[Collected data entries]

** BEGIN **

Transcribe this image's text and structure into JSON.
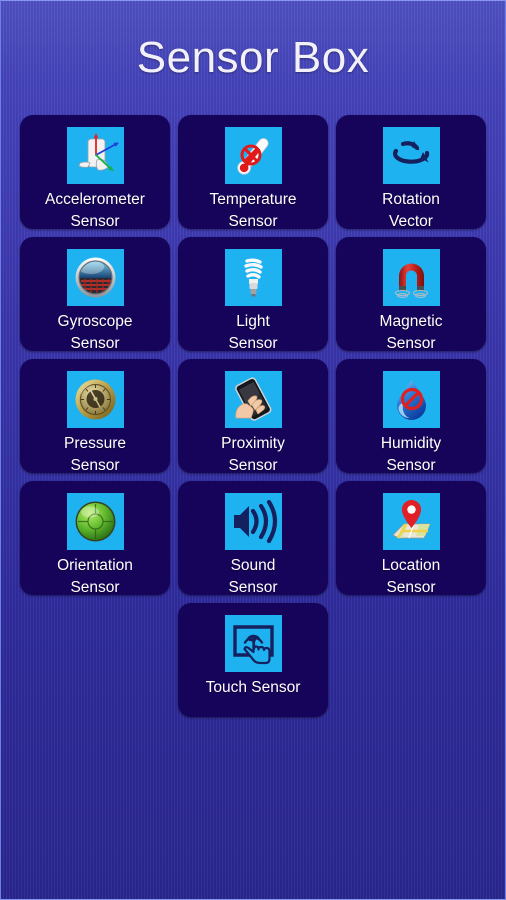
{
  "app": {
    "title": "Sensor Box",
    "background_top_color": "#5052c4",
    "background_bottom_color": "#2a2790",
    "tile_color": "#16045a",
    "icon_bg_color": "#1fb2f0",
    "label_color": "#ffffff",
    "title_color": "#f2f0f8"
  },
  "grid": {
    "tiles": [
      {
        "label": "Accelerometer\nSensor",
        "icon": "accelerometer-icon"
      },
      {
        "label": "Temperature\nSensor",
        "icon": "thermometer-icon"
      },
      {
        "label": "Rotation\nVector",
        "icon": "rotation-vector-icon"
      },
      {
        "label": "Gyroscope\nSensor",
        "icon": "gyroscope-icon"
      },
      {
        "label": "Light\nSensor",
        "icon": "lightbulb-icon"
      },
      {
        "label": "Magnetic\nSensor",
        "icon": "horseshoe-magnet-icon"
      },
      {
        "label": "Pressure\nSensor",
        "icon": "barometer-icon"
      },
      {
        "label": "Proximity\nSensor",
        "icon": "hand-holding-phone-icon"
      },
      {
        "label": "Humidity\nSensor",
        "icon": "water-drop-blocked-icon"
      },
      {
        "label": "Orientation\nSensor",
        "icon": "bubble-level-icon"
      },
      {
        "label": "Sound\nSensor",
        "icon": "speaker-waves-icon"
      },
      {
        "label": "Location\nSensor",
        "icon": "map-pin-icon"
      },
      {
        "label": "Touch Sensor",
        "icon": "touch-screen-icon"
      }
    ]
  }
}
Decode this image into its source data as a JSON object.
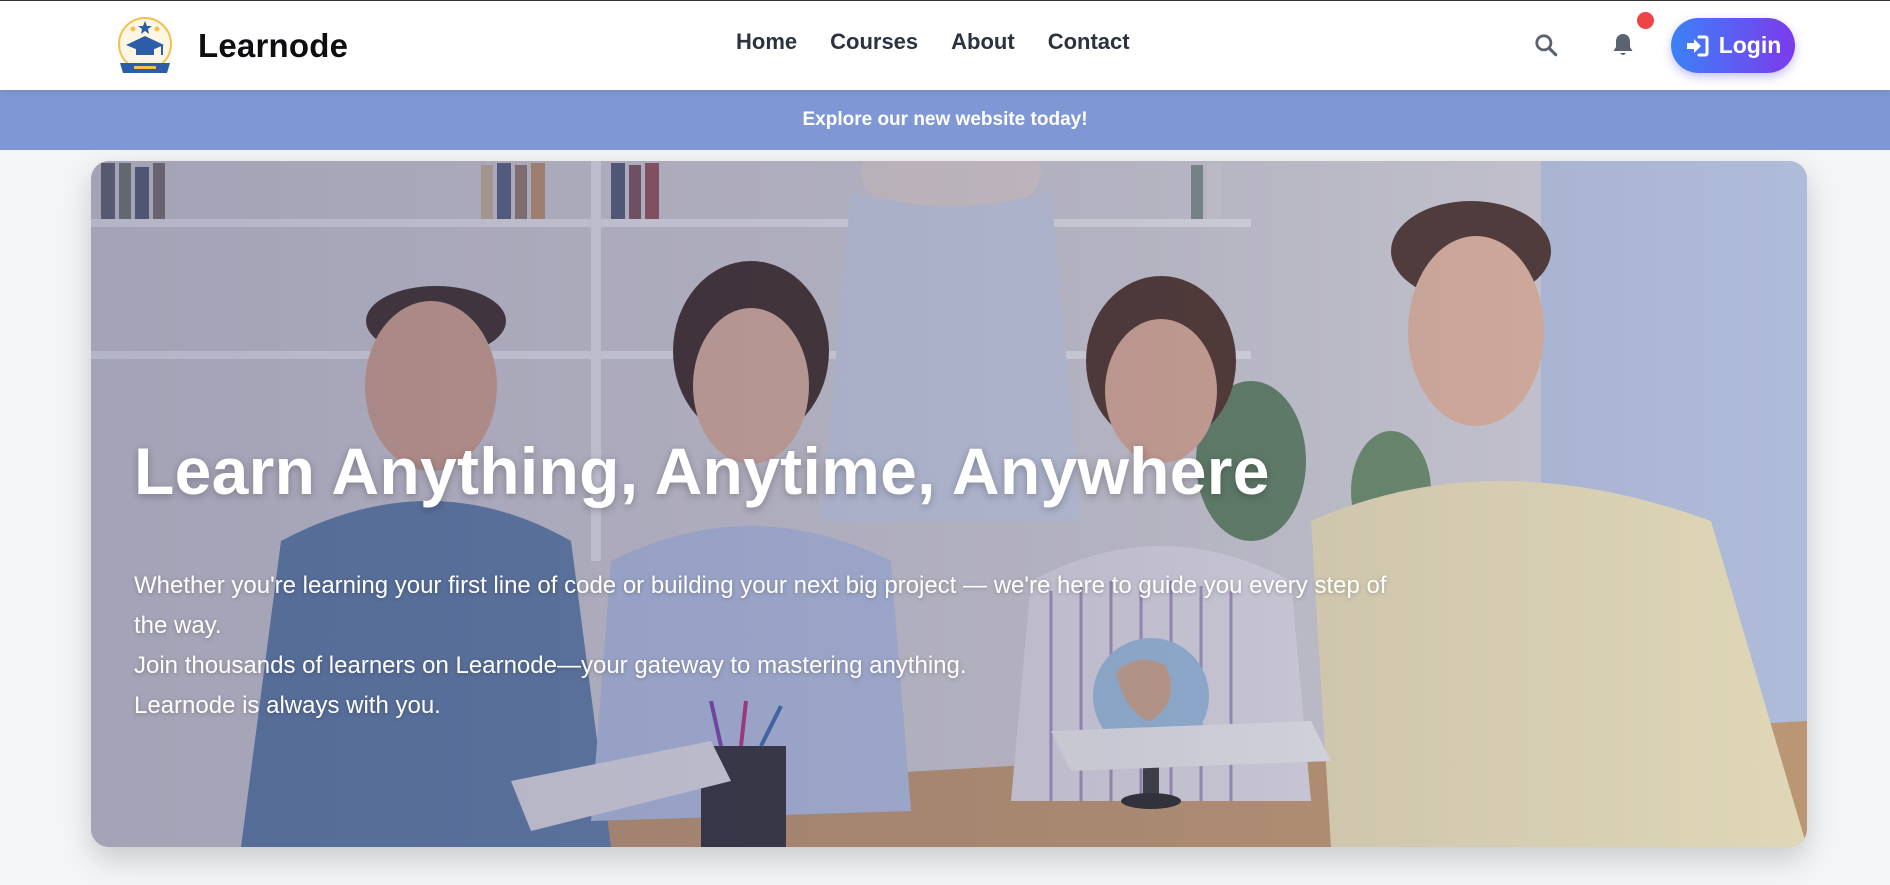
{
  "header": {
    "brand_name": "Learnode",
    "logo_icon": "graduation-cap-logo-icon",
    "nav": [
      {
        "label": "Home"
      },
      {
        "label": "Courses"
      },
      {
        "label": "About"
      },
      {
        "label": "Contact"
      }
    ],
    "search_icon": "search-icon",
    "bell_icon": "bell-icon",
    "login_label": "Login",
    "login_icon": "sign-in-icon",
    "accent_gradient": [
      "#3b82f6",
      "#7c3aed"
    ],
    "notification_dot_color": "#ef4444"
  },
  "banner": {
    "text": "Explore our new website today!",
    "color": "#7f97d4"
  },
  "hero": {
    "title": "Learn Anything, Anytime, Anywhere",
    "paragraphs": [
      "Whether you're learning your first line of code or building your next big project — we're here to guide you every step of the way.",
      "Join thousands of learners on Learnode—your gateway to mastering anything.",
      "Learnode is always with you."
    ],
    "image": "group-of-smiling-students-photo"
  }
}
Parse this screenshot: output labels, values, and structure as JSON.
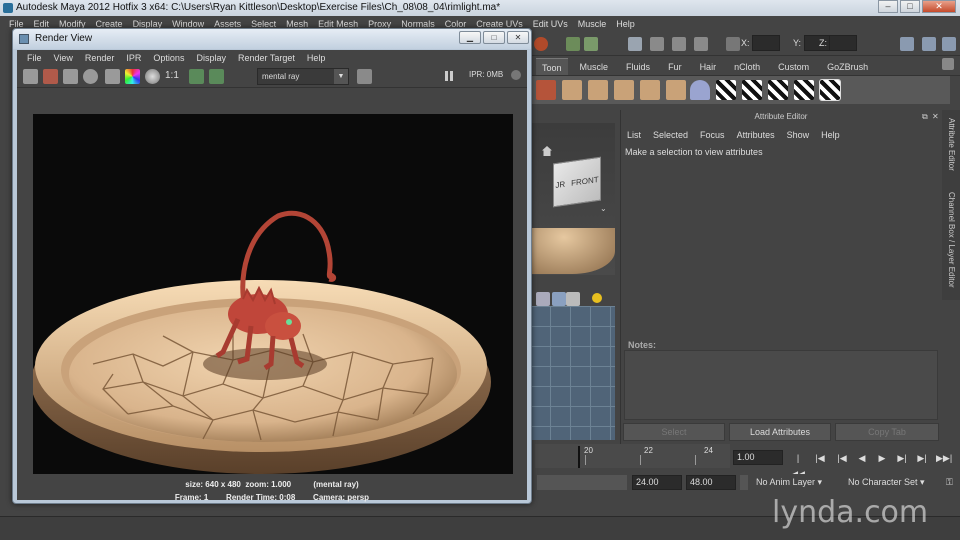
{
  "maya": {
    "title": "Autodesk Maya 2012 Hotfix 3 x64: C:\\Users\\Ryan Kittleson\\Desktop\\Exercise Files\\Ch_08\\08_04\\rimlight.ma*",
    "menu": [
      "File",
      "Edit",
      "Modify",
      "Create",
      "Display",
      "Window",
      "Assets",
      "Select",
      "Mesh",
      "Edit Mesh",
      "Proxy",
      "Normals",
      "Color",
      "Create UVs",
      "Edit UVs",
      "Muscle",
      "Help"
    ],
    "coords": {
      "x_label": "X:",
      "y_label": "Y:",
      "z_label": "Z:"
    },
    "shelf_tabs": [
      "Toon",
      "Muscle",
      "Fluids",
      "Fur",
      "Hair",
      "nCloth",
      "Custom",
      "GoZBrush"
    ],
    "active_shelf_tab": "Toon"
  },
  "attribute_editor": {
    "title": "Attribute Editor",
    "menu": [
      "List",
      "Selected",
      "Focus",
      "Attributes",
      "Show",
      "Help"
    ],
    "message": "Make a selection to view attributes",
    "notes_label": "Notes:",
    "buttons": {
      "select": "Select",
      "load": "Load Attributes",
      "copy": "Copy Tab"
    },
    "side_tabs": {
      "attr": "Attribute Editor",
      "channel": "Channel Box / Layer Editor"
    }
  },
  "viewcube": {
    "front": "FRONT",
    "right": "JR"
  },
  "timeline": {
    "ticks": [
      "20",
      "22",
      "24"
    ],
    "current_time": "1.00",
    "range_start": "24.00",
    "range_end": "48.00",
    "anim_layer": "No Anim Layer",
    "character_set": "No Character Set"
  },
  "render_view": {
    "title": "Render View",
    "menu": [
      "File",
      "View",
      "Render",
      "IPR",
      "Options",
      "Display",
      "Render Target",
      "Help"
    ],
    "renderer": "mental ray",
    "ratio_label": "1:1",
    "ipr_label": "IPR: 0MB",
    "info_line1": "size: 640 x 480  zoom: 1.000          (mental ray)",
    "info_line2": "Frame: 1        Render Time: 0:08        Camera: persp"
  },
  "watermark": "lynda.com",
  "colors": {
    "accent": "#4a4a4a",
    "window_chrome": "#c2d0df",
    "dish": "#d9b48c",
    "creature": "#c0463a"
  }
}
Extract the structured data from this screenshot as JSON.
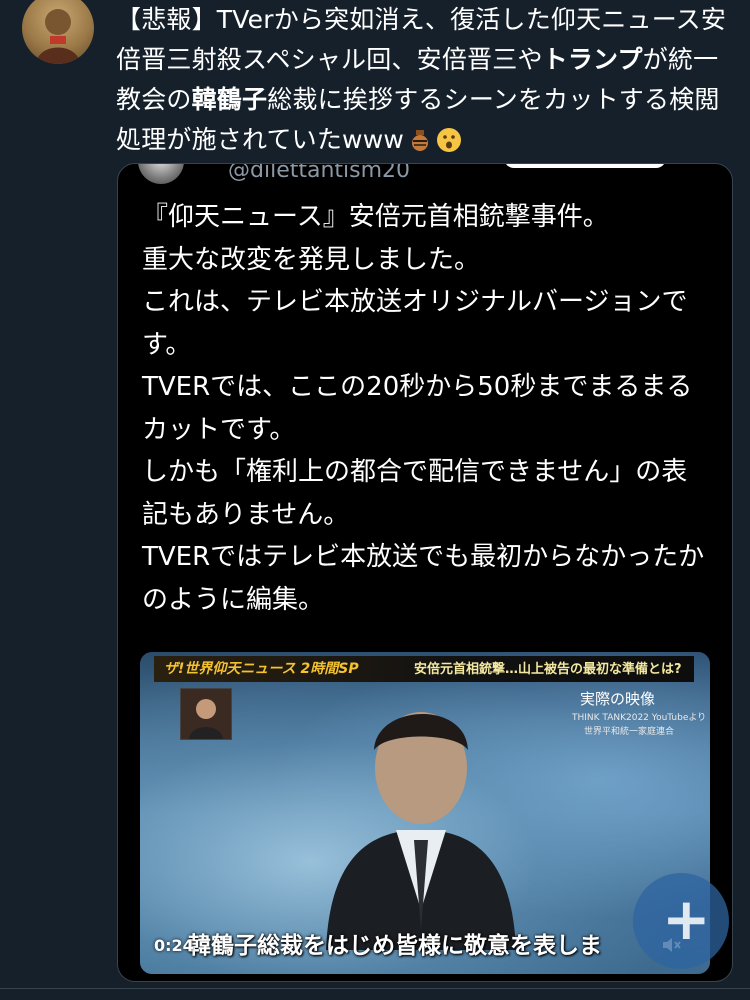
{
  "tweet": {
    "text_1": "【悲報】TVerから突如消え、復活した仰天ニュース安倍晋三射殺スペシャル回、安倍晋三や",
    "bold_1": "トランプ",
    "text_2": "が統一教会の",
    "bold_2": "韓鶴子",
    "text_3": "総裁に挨拶するシーンをカットする検閲処理が施されていたwww",
    "emoji_1": "urn-emoji",
    "emoji_2": "astonished-face-emoji"
  },
  "quote": {
    "handle": "@dilettantism20",
    "lines": [
      "『仰天ニュース』安倍元首相銃撃事件。",
      "重大な改変を発見しました。",
      "これは、テレビ本放送オリジナルバージョンです。",
      "TVERでは、ここの20秒から50秒までまるまるカットです。",
      "しかも「権利上の都合で配信できません」の表記もありません。",
      "TVERではテレビ本放送でも最初からなかったかのように編集。"
    ]
  },
  "video": {
    "show_title": "ザ!世界仰天ニュース 2時間SP",
    "headline": "安倍元首相銃撃…山上被告の最初な準備とは?",
    "label": "実際の映像",
    "credit_1": "THINK TANK2022 YouTubeより",
    "credit_2": "世界平和統一家庭連合",
    "subtitle": "韓鶴子総裁をはじめ皆様に敬意を表しま",
    "timestamp": "0:24"
  },
  "fab": {
    "label": "+"
  },
  "colors": {
    "background": "#15202b",
    "card_bg": "#000000",
    "border": "#38444d",
    "muted": "#8b98a5"
  }
}
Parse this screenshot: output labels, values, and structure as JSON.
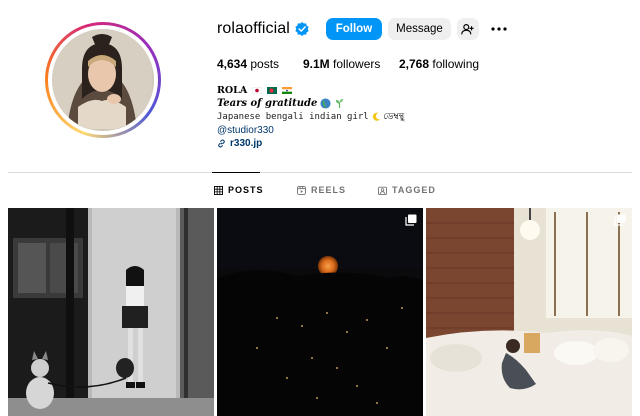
{
  "profile": {
    "username": "rolaofficial",
    "follow_label": "Follow",
    "message_label": "Message",
    "stats": {
      "posts_count": "4,634",
      "posts_label": "posts",
      "followers_count": "9.1M",
      "followers_label": "followers",
      "following_count": "2,768",
      "following_label": "following"
    },
    "bio": {
      "name": "ROLA",
      "line2": "Tears of gratitude",
      "line3": "Japanese bengali indian girl",
      "line3_suffix": "ডেম্বন্থু",
      "mention": "@studior330",
      "link": "r330.jp"
    }
  },
  "tabs": [
    {
      "label": "POSTS",
      "icon": "grid-icon",
      "active": true
    },
    {
      "label": "REELS",
      "icon": "reels-icon",
      "active": false
    },
    {
      "label": "TAGGED",
      "icon": "tagged-icon",
      "active": false
    }
  ],
  "colors": {
    "accent": "#0095f6",
    "link": "#00376b",
    "secondary_button": "#efefef"
  },
  "posts": [
    {
      "icon": null
    },
    {
      "icon": "multi-image-icon"
    },
    {
      "icon": "multi-image-icon"
    }
  ]
}
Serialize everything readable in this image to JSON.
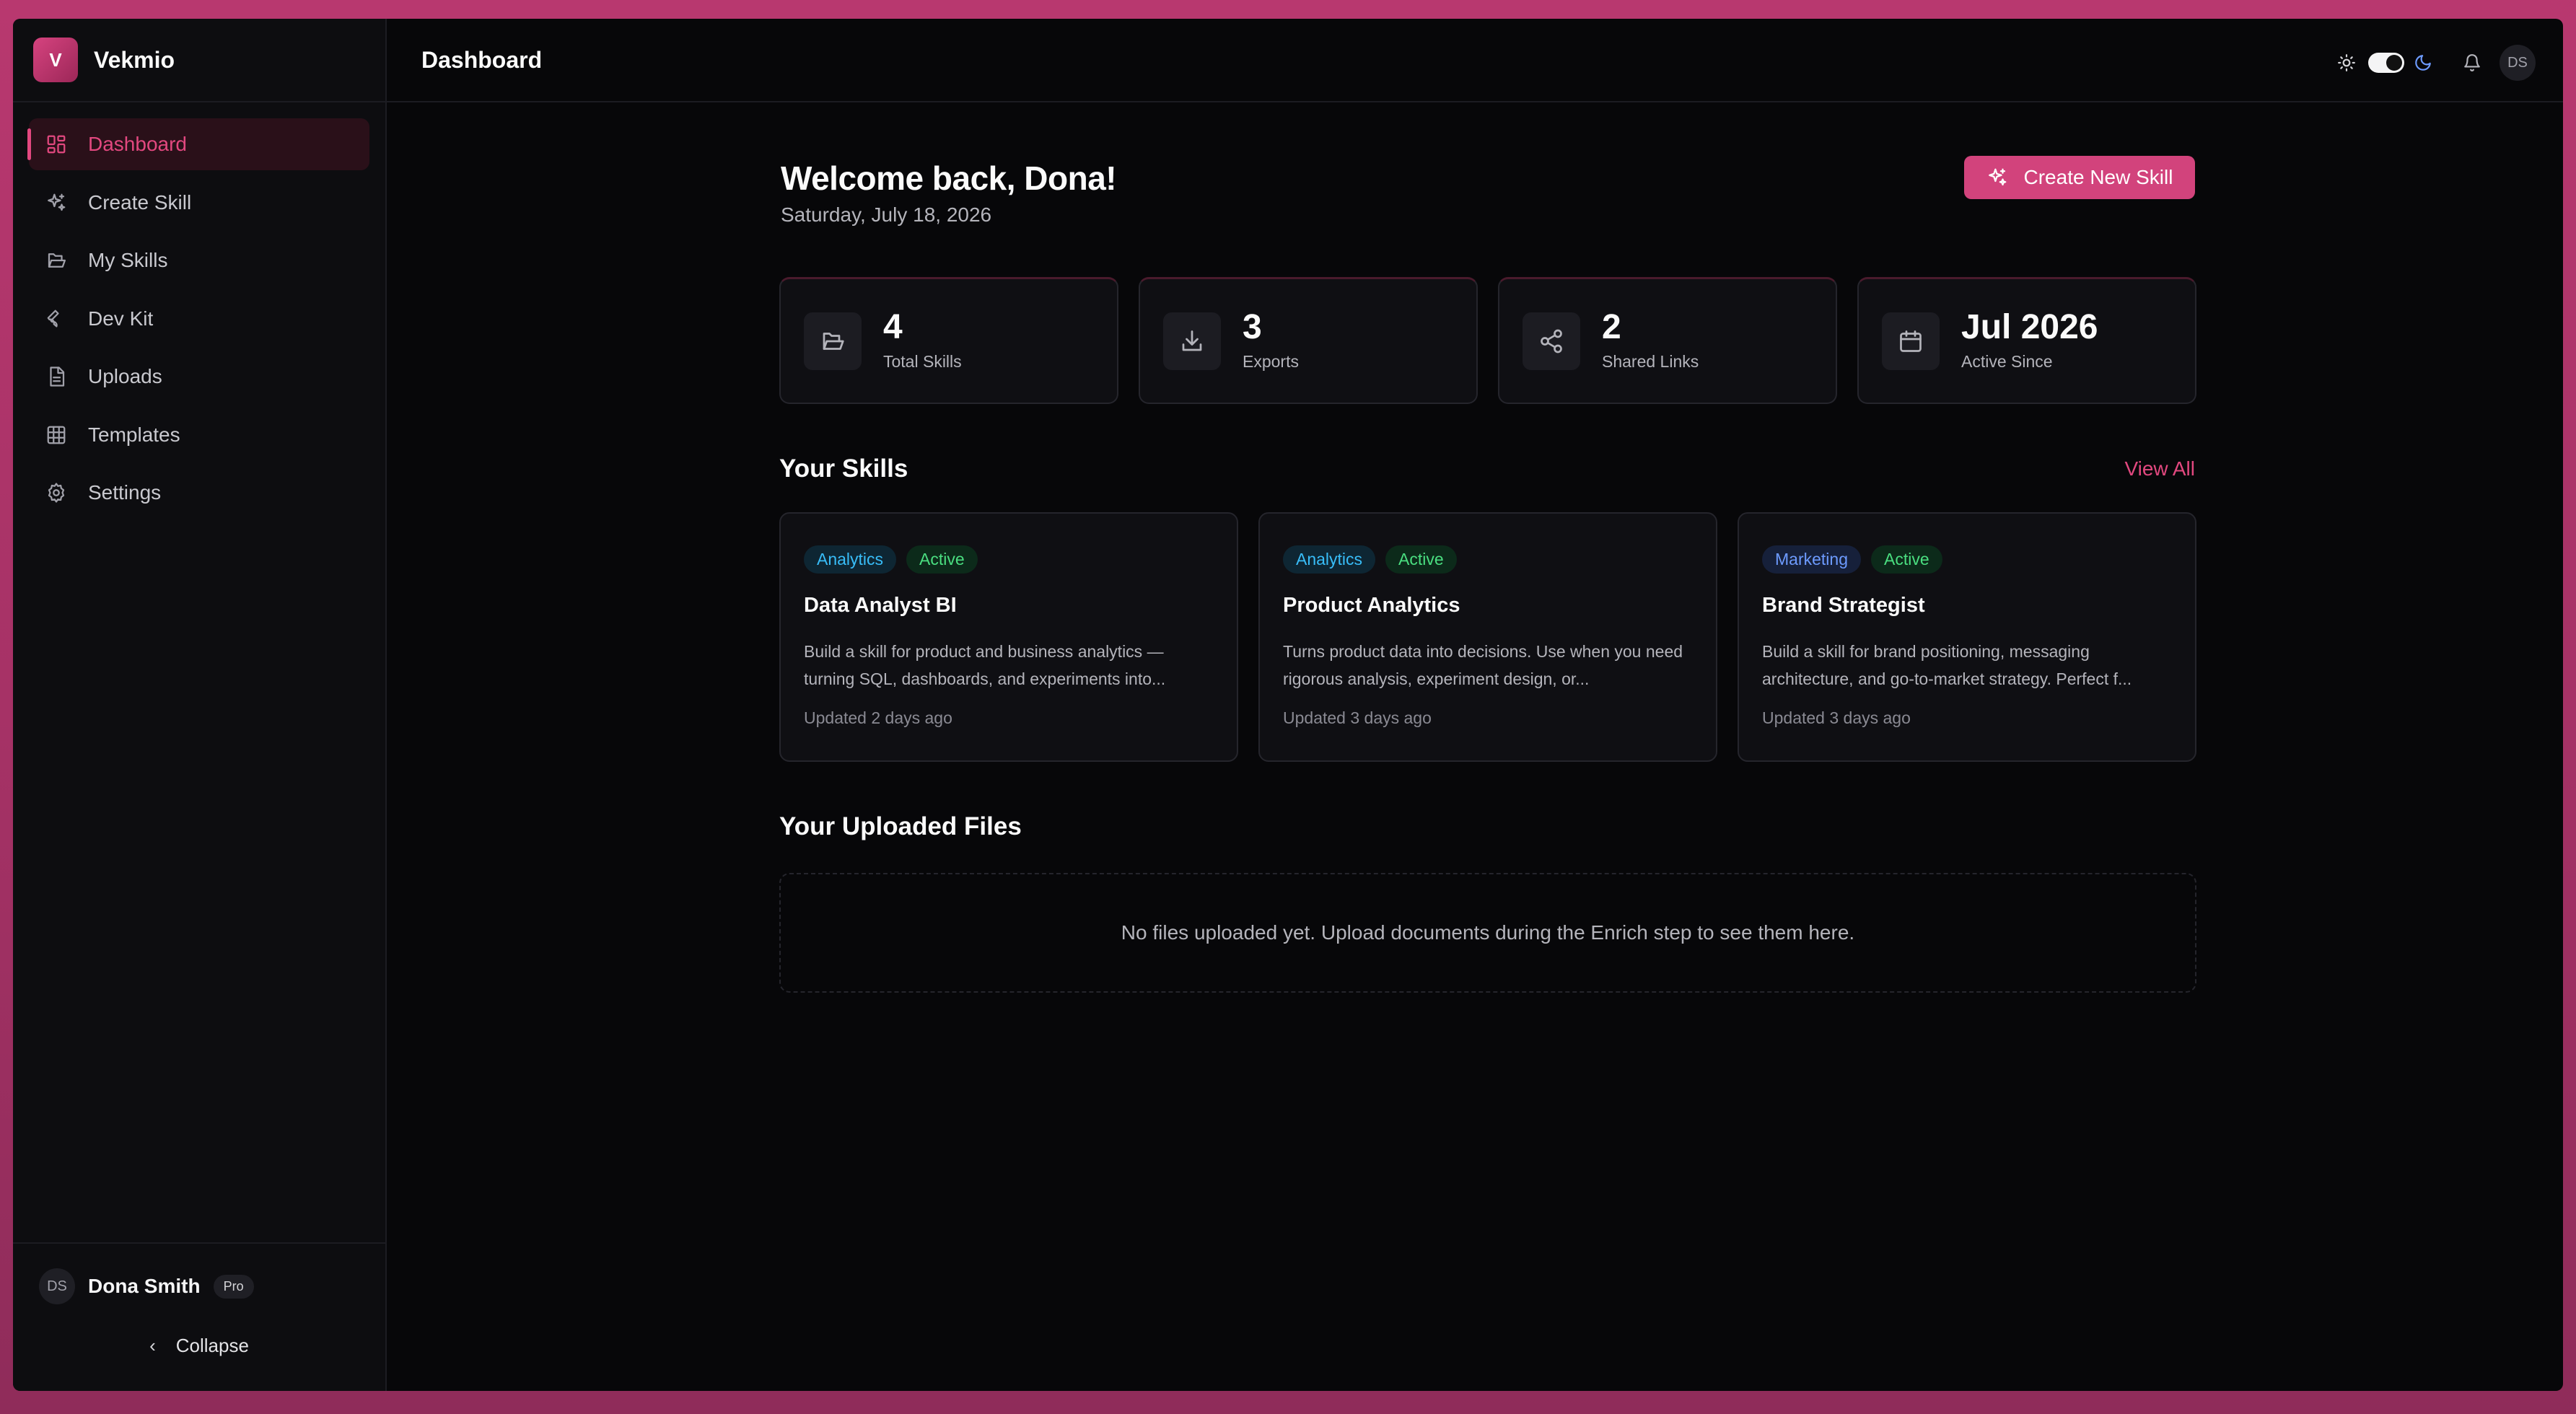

** END **

TASK STATEMENT: Identify the lines in the entries above that contain "emoji", then copy them out.

REPLY TO THE EXERCISE:
    "emoji_1": "urn-emoji",
    "emoji_2": "astonished-face-emoji"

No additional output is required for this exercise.